## What this task involves:
Find the string "preview" in the data, then copy every line where it is found.

## Record excerpts:
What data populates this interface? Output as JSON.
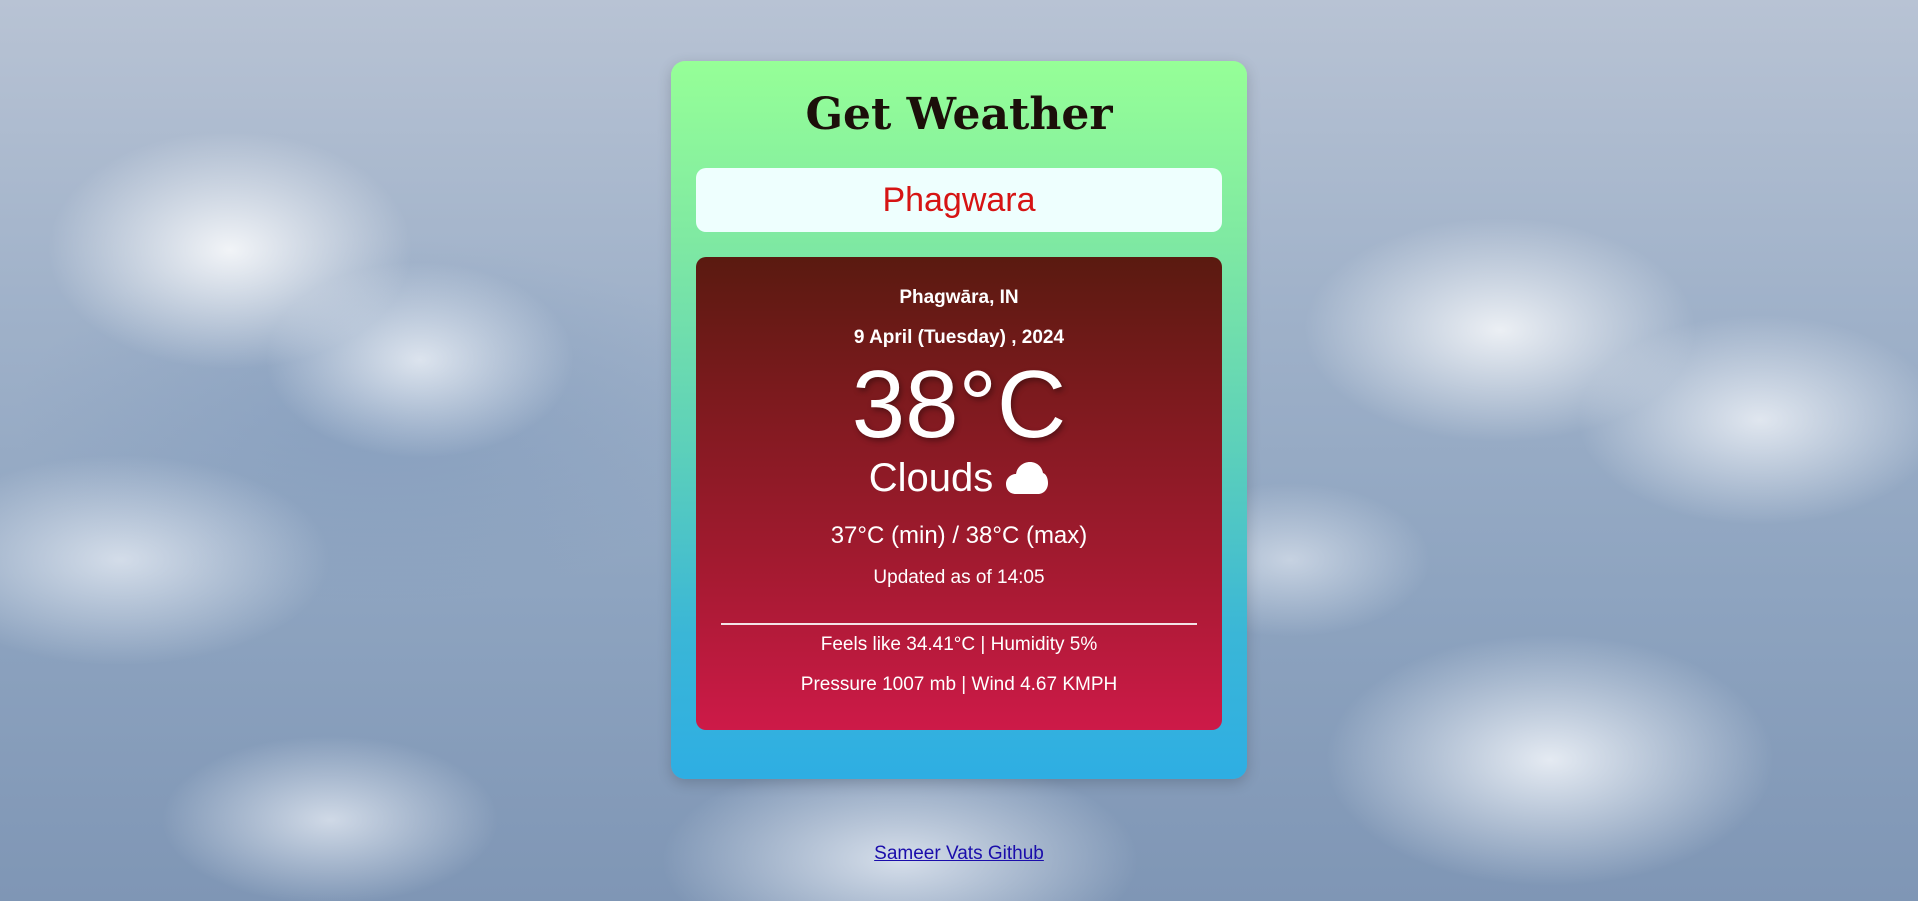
{
  "app": {
    "title": "Get Weather"
  },
  "search": {
    "value": "Phagwara"
  },
  "weather": {
    "location": "Phagwāra, IN",
    "date": "9 April (Tuesday) , 2024",
    "temperature": "38°C",
    "condition": "Clouds",
    "condition_icon": "cloud-icon",
    "min_max": "37°C (min) / 38°C (max)",
    "updated": "Updated as of 14:05",
    "feels_humidity": "Feels like 34.41°C | Humidity 5%",
    "pressure_wind": "Pressure 1007 mb | Wind 4.67 KMPH"
  },
  "footer": {
    "link_text": "Sameer Vats Github"
  },
  "colors": {
    "card_gradient_top": "#96ff97",
    "card_gradient_bottom": "#2eaee3",
    "panel_gradient_top": "#5a1a10",
    "panel_gradient_bottom": "#cd1a48",
    "search_text": "#d61414",
    "link": "#1a0dab"
  }
}
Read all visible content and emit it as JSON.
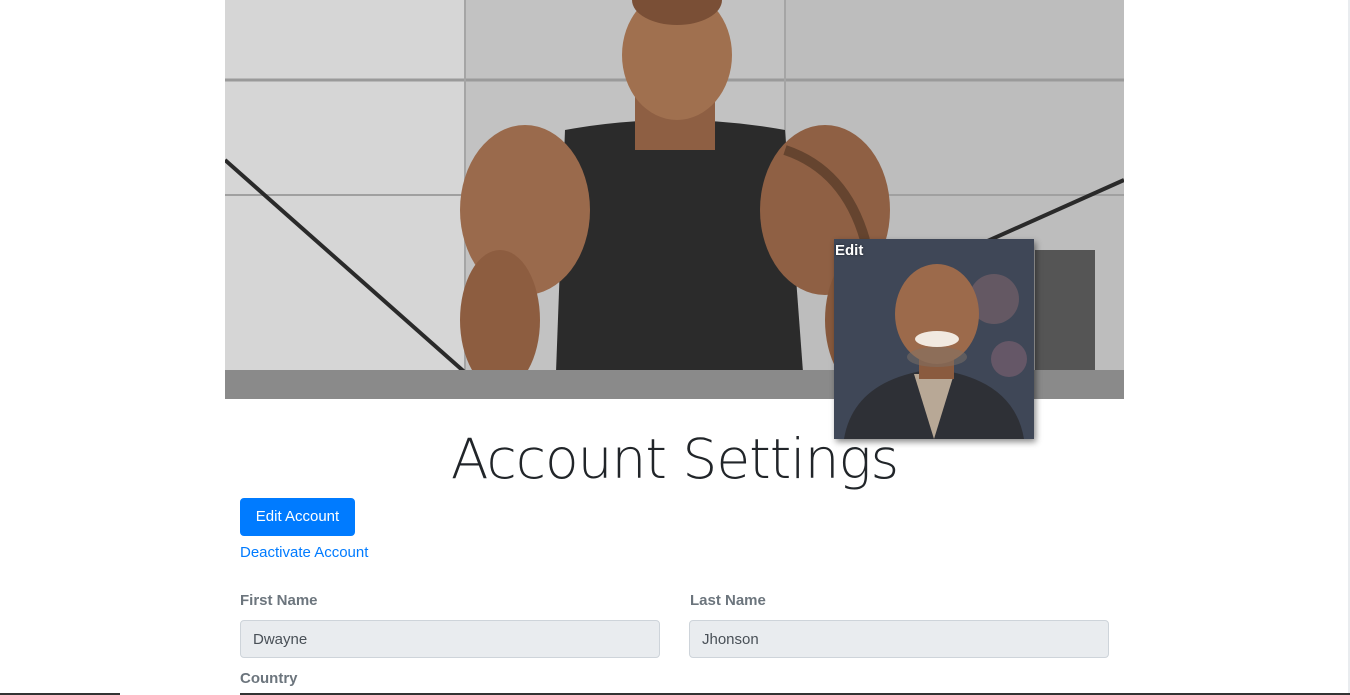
{
  "cover": {
    "description_icon": "cover-photo"
  },
  "avatar": {
    "edit_label": "Edit",
    "icon": "profile-photo"
  },
  "header": {
    "title": "Account Settings"
  },
  "actions": {
    "edit_account_label": "Edit Account",
    "deactivate_label": "Deactivate Account"
  },
  "form": {
    "first_name": {
      "label": "First Name",
      "value": "Dwayne"
    },
    "last_name": {
      "label": "Last Name",
      "value": "Jhonson"
    },
    "country": {
      "label": "Country"
    }
  },
  "colors": {
    "primary": "#007bff",
    "input_bg": "#e9ecef",
    "label": "#6c757d"
  }
}
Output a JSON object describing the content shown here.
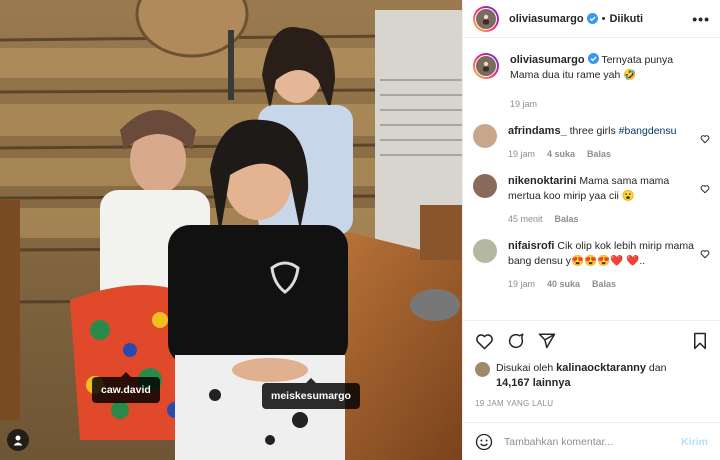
{
  "post": {
    "author": "oliviasumargo",
    "header_separator": "•",
    "follow_status": "Diikuti",
    "more_icon": "more-horizontal-icon",
    "photo_tags": [
      "caw.david",
      "meiskesumargo"
    ]
  },
  "caption": {
    "username": "oliviasumargo",
    "text": "Ternyata punya Mama dua itu rame yah 🤣",
    "time": "19 jam"
  },
  "comments": [
    {
      "username": "afrindams_",
      "text": "three girls",
      "hashtag": "#bangdensu",
      "time": "19 jam",
      "likes": "4 suka",
      "reply": "Balas",
      "avatar_color": "#c9a58a"
    },
    {
      "username": "nikenoktarini",
      "text": "Mama sama mama mertua koo mirip yaa cii 😮",
      "time": "45 menit",
      "reply": "Balas",
      "avatar_color": "#8a6a5a"
    },
    {
      "username": "nifaisrofi",
      "text": "Cik olip kok lebih mirip mama bang densu y😍😍😍❤️ ❤️..",
      "time": "19 jam",
      "likes": "40 suka",
      "reply": "Balas",
      "avatar_color": "#b5b8a0"
    }
  ],
  "likes": {
    "prefix": "Disukai oleh",
    "user": "kalinaocktaranny",
    "conj": "dan",
    "count": "14,167 lainnya"
  },
  "post_date": "19 JAM YANG LALU",
  "composer": {
    "placeholder": "Tambahkan komentar...",
    "post_label": "Kirim"
  },
  "colors": {
    "link": "#00376b",
    "muted": "#8e8e8e",
    "post_disabled": "#b2dffc",
    "verified": "#3897f0"
  }
}
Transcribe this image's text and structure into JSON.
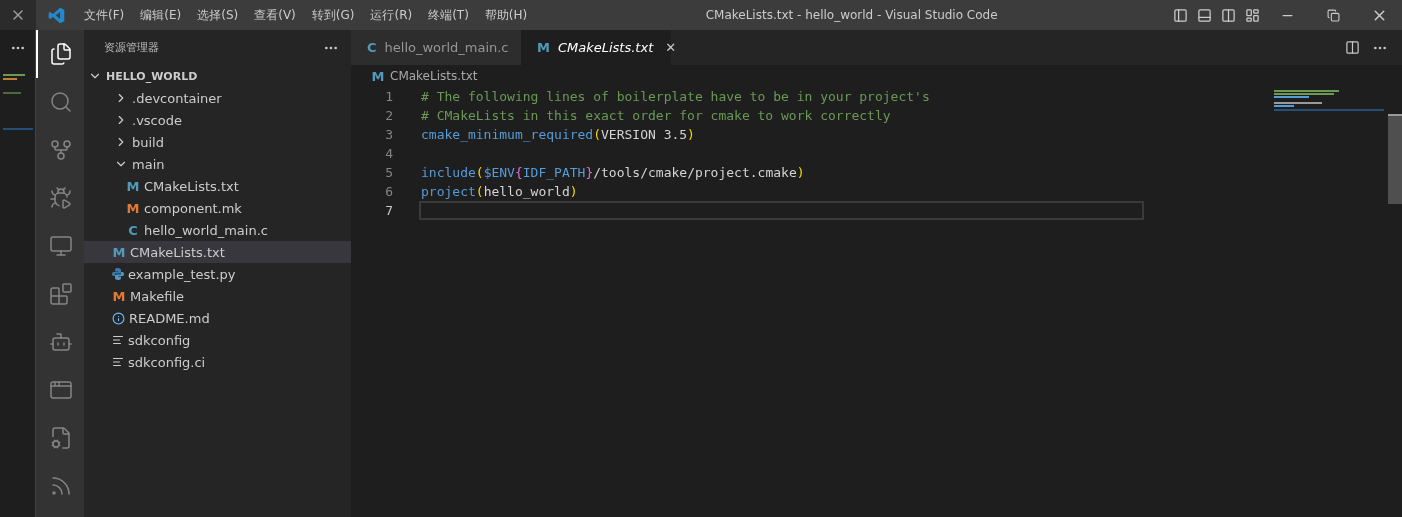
{
  "window": {
    "title": "CMakeLists.txt - hello_world - Visual Studio Code"
  },
  "menu": [
    "文件(F)",
    "编辑(E)",
    "选择(S)",
    "查看(V)",
    "转到(G)",
    "运行(R)",
    "终端(T)",
    "帮助(H)"
  ],
  "activity_bar": [
    {
      "kind": "explorer",
      "selected": true
    },
    {
      "kind": "search",
      "selected": false
    },
    {
      "kind": "source-control",
      "selected": false
    },
    {
      "kind": "run-debug",
      "selected": false
    },
    {
      "kind": "remote",
      "selected": false
    },
    {
      "kind": "extensions",
      "selected": false
    },
    {
      "kind": "platformio",
      "selected": false
    },
    {
      "kind": "preview",
      "selected": false
    },
    {
      "kind": "cpp-config",
      "selected": false
    },
    {
      "kind": "espressif",
      "selected": false
    }
  ],
  "sidebar": {
    "title": "资源管理器",
    "root": {
      "label": "HELLO_WORLD",
      "expanded": true,
      "children": [
        {
          "label": ".devcontainer",
          "kind": "folder",
          "expanded": false,
          "selected": false
        },
        {
          "label": ".vscode",
          "kind": "folder",
          "expanded": false,
          "selected": false
        },
        {
          "label": "build",
          "kind": "folder",
          "expanded": false,
          "selected": false
        },
        {
          "label": "main",
          "kind": "folder",
          "expanded": true,
          "selected": false,
          "children": [
            {
              "label": "CMakeLists.txt",
              "kind": "file",
              "icon": {
                "kind": "glyph",
                "text": "M",
                "color": "#519aba"
              },
              "selected": false
            },
            {
              "label": "component.mk",
              "kind": "file",
              "icon": {
                "kind": "glyph",
                "text": "M",
                "color": "#e37933"
              },
              "selected": false
            },
            {
              "label": "hello_world_main.c",
              "kind": "file",
              "icon": {
                "kind": "glyph",
                "text": "C",
                "color": "#519aba"
              },
              "selected": false
            }
          ]
        },
        {
          "label": "CMakeLists.txt",
          "kind": "file",
          "icon": {
            "kind": "glyph",
            "text": "M",
            "color": "#519aba"
          },
          "selected": true
        },
        {
          "label": "example_test.py",
          "kind": "file",
          "icon": {
            "kind": "python"
          },
          "selected": false
        },
        {
          "label": "Makefile",
          "kind": "file",
          "icon": {
            "kind": "glyph",
            "text": "M",
            "color": "#e37933"
          },
          "selected": false
        },
        {
          "label": "README.md",
          "kind": "file",
          "icon": {
            "kind": "info"
          },
          "selected": false
        },
        {
          "label": "sdkconfig",
          "kind": "file",
          "icon": {
            "kind": "lines"
          },
          "selected": false
        },
        {
          "label": "sdkconfig.ci",
          "kind": "file",
          "icon": {
            "kind": "lines"
          },
          "selected": false
        }
      ]
    }
  },
  "tabs": [
    {
      "label": "hello_world_main.c",
      "glyph": "C",
      "selected": false,
      "preview": false
    },
    {
      "label": "CMakeLists.txt",
      "glyph": "M",
      "selected": true,
      "preview": true,
      "close": "✕"
    }
  ],
  "breadcrumb": {
    "glyph": "M",
    "label": "CMakeLists.txt"
  },
  "code": {
    "lines": [
      {
        "number": "1",
        "tokens": [
          {
            "kind": "comment",
            "text": "# The following lines of boilerplate have to be in your project's"
          }
        ]
      },
      {
        "number": "2",
        "tokens": [
          {
            "kind": "comment",
            "text": "# CMakeLists in this exact order for cmake to work correctly"
          }
        ]
      },
      {
        "number": "3",
        "tokens": [
          {
            "kind": "command",
            "text": "cmake_minimum_required"
          },
          {
            "kind": "paren",
            "text": "("
          },
          {
            "kind": "text",
            "text": "VERSION 3.5"
          },
          {
            "kind": "paren",
            "text": ")"
          }
        ]
      },
      {
        "number": "4"
      },
      {
        "number": "5",
        "tokens": [
          {
            "kind": "command",
            "text": "include"
          },
          {
            "kind": "paren",
            "text": "("
          },
          {
            "kind": "variable",
            "text": "$ENV"
          },
          {
            "kind": "brace",
            "text": "{"
          },
          {
            "kind": "variable",
            "text": "IDF_PATH"
          },
          {
            "kind": "brace",
            "text": "}"
          },
          {
            "kind": "text",
            "text": "/tools/cmake/project.cmake"
          },
          {
            "kind": "paren",
            "text": ")"
          }
        ]
      },
      {
        "number": "6",
        "tokens": [
          {
            "kind": "command",
            "text": "project"
          },
          {
            "kind": "paren",
            "text": "("
          },
          {
            "kind": "text",
            "text": "hello_world"
          },
          {
            "kind": "paren",
            "text": ")"
          }
        ]
      },
      {
        "number": "7",
        "current": true
      }
    ]
  }
}
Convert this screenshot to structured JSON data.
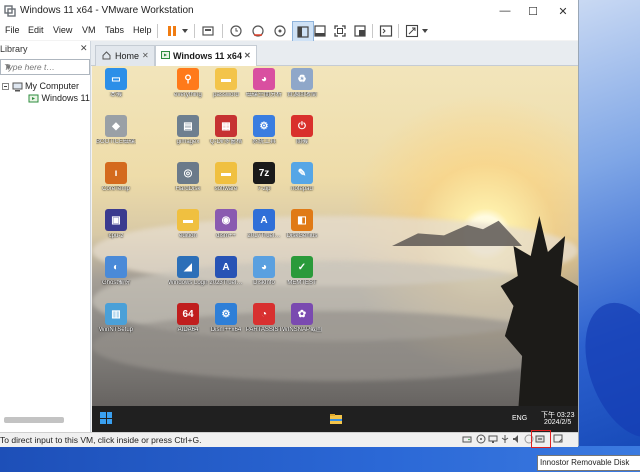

## Output below:
      "kind": "preview",
      "preview": false
      "preview": true,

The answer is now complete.